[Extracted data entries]
· · · ·
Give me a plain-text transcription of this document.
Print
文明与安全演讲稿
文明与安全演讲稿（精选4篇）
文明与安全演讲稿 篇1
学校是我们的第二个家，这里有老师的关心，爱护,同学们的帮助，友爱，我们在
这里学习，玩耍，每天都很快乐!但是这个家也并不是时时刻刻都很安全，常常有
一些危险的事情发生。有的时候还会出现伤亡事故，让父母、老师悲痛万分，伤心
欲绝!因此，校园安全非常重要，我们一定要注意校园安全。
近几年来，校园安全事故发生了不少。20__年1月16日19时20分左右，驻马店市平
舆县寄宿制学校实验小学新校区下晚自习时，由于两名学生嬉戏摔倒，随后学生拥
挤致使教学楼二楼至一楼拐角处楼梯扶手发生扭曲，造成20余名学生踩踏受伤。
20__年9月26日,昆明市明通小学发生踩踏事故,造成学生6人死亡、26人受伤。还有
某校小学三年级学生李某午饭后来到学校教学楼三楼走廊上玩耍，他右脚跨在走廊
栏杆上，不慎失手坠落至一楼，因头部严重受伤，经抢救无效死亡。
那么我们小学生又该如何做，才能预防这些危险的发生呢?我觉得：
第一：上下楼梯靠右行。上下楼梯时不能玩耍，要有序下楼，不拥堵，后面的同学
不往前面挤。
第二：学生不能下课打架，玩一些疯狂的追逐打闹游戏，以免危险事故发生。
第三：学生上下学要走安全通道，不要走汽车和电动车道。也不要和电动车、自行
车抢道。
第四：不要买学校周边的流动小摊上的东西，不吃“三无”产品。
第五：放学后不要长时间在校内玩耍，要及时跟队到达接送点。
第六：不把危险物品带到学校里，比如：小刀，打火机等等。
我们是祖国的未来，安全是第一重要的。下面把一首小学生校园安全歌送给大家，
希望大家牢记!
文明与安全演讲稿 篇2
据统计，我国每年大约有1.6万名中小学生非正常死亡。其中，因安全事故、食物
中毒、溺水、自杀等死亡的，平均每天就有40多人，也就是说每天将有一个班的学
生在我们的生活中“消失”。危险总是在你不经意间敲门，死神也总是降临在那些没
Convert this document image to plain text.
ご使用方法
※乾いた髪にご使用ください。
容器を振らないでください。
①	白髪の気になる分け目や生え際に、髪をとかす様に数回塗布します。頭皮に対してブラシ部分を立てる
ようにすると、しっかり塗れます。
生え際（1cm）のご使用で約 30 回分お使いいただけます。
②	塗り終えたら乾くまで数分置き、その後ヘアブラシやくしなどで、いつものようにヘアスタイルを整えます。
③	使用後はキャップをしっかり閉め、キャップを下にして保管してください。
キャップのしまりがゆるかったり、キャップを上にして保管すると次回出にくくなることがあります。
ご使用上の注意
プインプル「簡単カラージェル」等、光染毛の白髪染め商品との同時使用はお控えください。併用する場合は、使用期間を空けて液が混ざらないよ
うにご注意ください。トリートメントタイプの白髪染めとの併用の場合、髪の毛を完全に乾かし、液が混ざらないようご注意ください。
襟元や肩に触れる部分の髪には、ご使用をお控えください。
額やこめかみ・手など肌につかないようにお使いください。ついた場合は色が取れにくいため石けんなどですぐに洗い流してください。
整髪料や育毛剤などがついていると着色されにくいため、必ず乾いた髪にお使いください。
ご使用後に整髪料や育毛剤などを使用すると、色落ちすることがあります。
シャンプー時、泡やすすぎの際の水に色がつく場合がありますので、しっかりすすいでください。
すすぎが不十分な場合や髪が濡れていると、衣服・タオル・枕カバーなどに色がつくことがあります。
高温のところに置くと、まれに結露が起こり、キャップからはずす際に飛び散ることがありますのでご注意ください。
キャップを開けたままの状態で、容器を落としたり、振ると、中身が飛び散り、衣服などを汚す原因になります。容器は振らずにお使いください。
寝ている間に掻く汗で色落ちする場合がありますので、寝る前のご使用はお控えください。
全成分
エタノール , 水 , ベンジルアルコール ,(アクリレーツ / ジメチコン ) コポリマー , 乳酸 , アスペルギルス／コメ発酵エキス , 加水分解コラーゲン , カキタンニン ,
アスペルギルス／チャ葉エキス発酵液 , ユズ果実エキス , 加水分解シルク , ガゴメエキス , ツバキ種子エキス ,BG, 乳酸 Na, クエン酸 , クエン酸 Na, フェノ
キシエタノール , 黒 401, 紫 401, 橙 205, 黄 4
· · · ·
*Problem to solve*. Set down exactly what runs from the line with "Convert this document image to plain text." to the last line of the data above, including both of those lines and no others.

*Output of the task*.
Convert this document image to plain text.
ご使用方法
※乾いた髪にご使用ください。
容器を振らないでください。
①	白髪の気になる分け目や生え際に、髪をとかす様に数回塗布します。頭皮に対してブラシ部分を立てる
ようにすると、しっかり塗れます。
生え際（1cm）のご使用で約 30 回分お使いいただけます。
②	塗り終えたら乾くまで数分置き、その後ヘアブラシやくしなどで、いつものようにヘアスタイルを整えます。
③	使用後はキャップをしっかり閉め、キャップを下にして保管してください。
キャップのしまりがゆるかったり、キャップを上にして保管すると次回出にくくなることがあります。
ご使用上の注意
プインプル「簡単カラージェル」等、光染毛の白髪染め商品との同時使用はお控えください。併用する場合は、使用期間を空けて液が混ざらないよ
うにご注意ください。トリートメントタイプの白髪染めとの併用の場合、髪の毛を完全に乾かし、液が混ざらないようご注意ください。
襟元や肩に触れる部分の髪には、ご使用をお控えください。
額やこめかみ・手など肌につかないようにお使いください。ついた場合は色が取れにくいため石けんなどですぐに洗い流してください。
整髪料や育毛剤などがついていると着色されにくいため、必ず乾いた髪にお使いください。
ご使用後に整髪料や育毛剤などを使用すると、色落ちすることがあります。
シャンプー時、泡やすすぎの際の水に色がつく場合がありますので、しっかりすすいでください。
すすぎが不十分な場合や髪が濡れていると、衣服・タオル・枕カバーなどに色がつくことがあります。
高温のところに置くと、まれに結露が起こり、キャップからはずす際に飛び散ることがありますのでご注意ください。
キャップを開けたままの状態で、容器を落としたり、振ると、中身が飛び散り、衣服などを汚す原因になります。容器は振らずにお使いください。
寝ている間に掻く汗で色落ちする場合がありますので、寝る前のご使用はお控えください。
全成分
エタノール , 水 , ベンジルアルコール ,(アクリレーツ / ジメチコン ) コポリマー , 乳酸 , アスペルギルス／コメ発酵エキス , 加水分解コラーゲン , カキタンニン ,
アスペルギルス／チャ葉エキス発酵液 , ユズ果実エキス , 加水分解シルク , ガゴメエキス , ツバキ種子エキス ,BG, 乳酸 Na, クエン酸 , クエン酸 Na, フェノ
キシエタノール , 黒 401, 紫 401, 橙 205, 黄 4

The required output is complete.